» Document segment

● ● ●

The 'Quantifided-Self' movement is concerned with measuring human activities every day using wearable computing gadgets. In one such study (http://groupware.les.inf.puc-rio.br/har) a group of volunteers were asked to perform dumb bell exercises and their body movements were recorded using accelerometers attached to their bodies. There are correct and incorrect ways of doing the exercise. These are classified into 5 categories, named 'A' to 'E'.
The core of the project is to predict the category of movement from the biometric data. The data set consists of 19622 rows of 159 predictor variables and a columm for the activity indicator. We will first load the data and do a quick exploratory analysis.
# load necessary libraries
library(VIM)
library(corrplot)
library(caret)
Load training data set:
da = read.csv("pml-training.csv")
dim(da)
## [1] 19622 160
# str(da)
names(da)[1:10]
## [1] "X" "user_name" "raw_timestamp_part_1"
## [4] "raw_timestamp_part_2" "cvtd_timestamp" "new_window"
## [7] "num_window" "roll_belt" "pitch_belt"
## [10] "yaw_belt"
sum(complete.cases(da))

● ● ●

» Your task
Name every R library that the dumbbell exercise analysis loads. The listing has no connection to the dumbbell exercise analysis.

» Recorded data
● ● ●

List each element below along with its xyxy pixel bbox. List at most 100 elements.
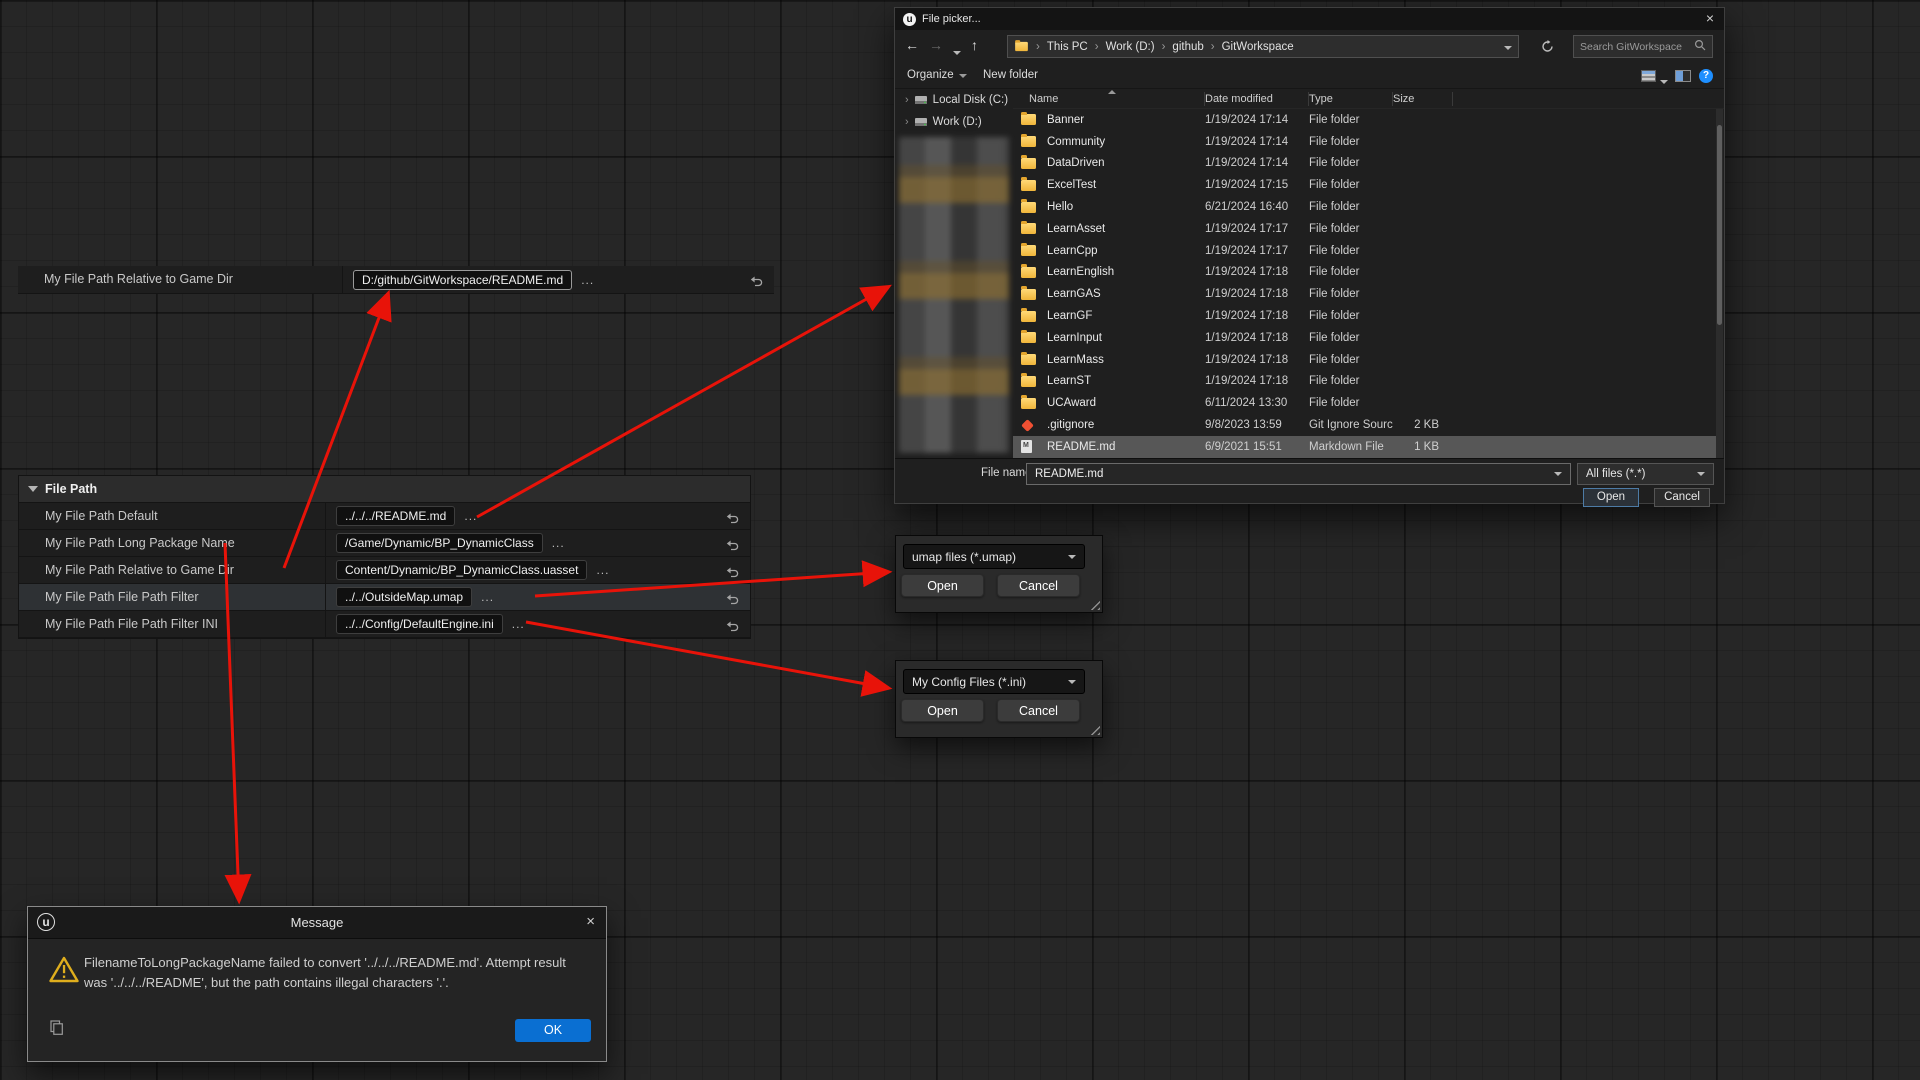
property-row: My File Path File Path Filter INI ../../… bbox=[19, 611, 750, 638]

● ● ●

» Exercise output
VIM, corrplot, caret